- **Exercise**
Extract every line of the material below and reproduce it faithfully.

- **Exercise input**
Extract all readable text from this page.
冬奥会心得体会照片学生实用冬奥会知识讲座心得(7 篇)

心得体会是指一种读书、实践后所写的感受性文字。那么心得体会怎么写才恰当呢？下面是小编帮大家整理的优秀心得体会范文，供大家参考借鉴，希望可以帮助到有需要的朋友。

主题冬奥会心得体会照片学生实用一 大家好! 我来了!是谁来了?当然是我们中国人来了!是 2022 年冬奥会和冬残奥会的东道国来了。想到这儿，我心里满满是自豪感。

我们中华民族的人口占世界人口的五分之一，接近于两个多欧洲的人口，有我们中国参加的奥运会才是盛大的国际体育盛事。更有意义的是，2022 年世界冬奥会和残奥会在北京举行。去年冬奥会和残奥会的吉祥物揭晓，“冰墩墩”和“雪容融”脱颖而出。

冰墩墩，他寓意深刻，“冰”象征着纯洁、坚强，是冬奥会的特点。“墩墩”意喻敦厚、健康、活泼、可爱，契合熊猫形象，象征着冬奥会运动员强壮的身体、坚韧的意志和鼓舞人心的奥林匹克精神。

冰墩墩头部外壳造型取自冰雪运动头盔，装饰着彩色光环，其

- **Answer**
Extract all readable text from this page.
冬奥会心得体会照片学生实用冬奥会知识讲座心得(7 篇)

心得体会是指一种读书、实践后所写的感受性文字。那么心得体会怎么写才恰当呢？下面是小编帮大家整理的优秀心得体会范文，供大家参考借鉴，希望可以帮助到有需要的朋友。

主题冬奥会心得体会照片学生实用一 大家好! 我来了!是谁来了?当然是我们中国人来了!是 2022 年冬奥会和冬残奥会的东道国来了。想到这儿，我心里满满是自豪感。

我们中华民族的人口占世界人口的五分之一，接近于两个多欧洲的人口，有我们中国参加的奥运会才是盛大的国际体育盛事。更有意义的是，2022 年世界冬奥会和残奥会在北京举行。去年冬奥会和残奥会的吉祥物揭晓，“冰墩墩”和“雪容融”脱颖而出。

冰墩墩，他寓意深刻，“冰”象征着纯洁、坚强，是冬奥会的特点。“墩墩”意喻敦厚、健康、活泼、可爱，契合熊猫形象，象征着冬奥会运动员强壮的身体、坚韧的意志和鼓舞人心的奥林匹克精神。

冰墩墩头部外壳造型取自冰雪运动头盔，装饰着彩色光环，其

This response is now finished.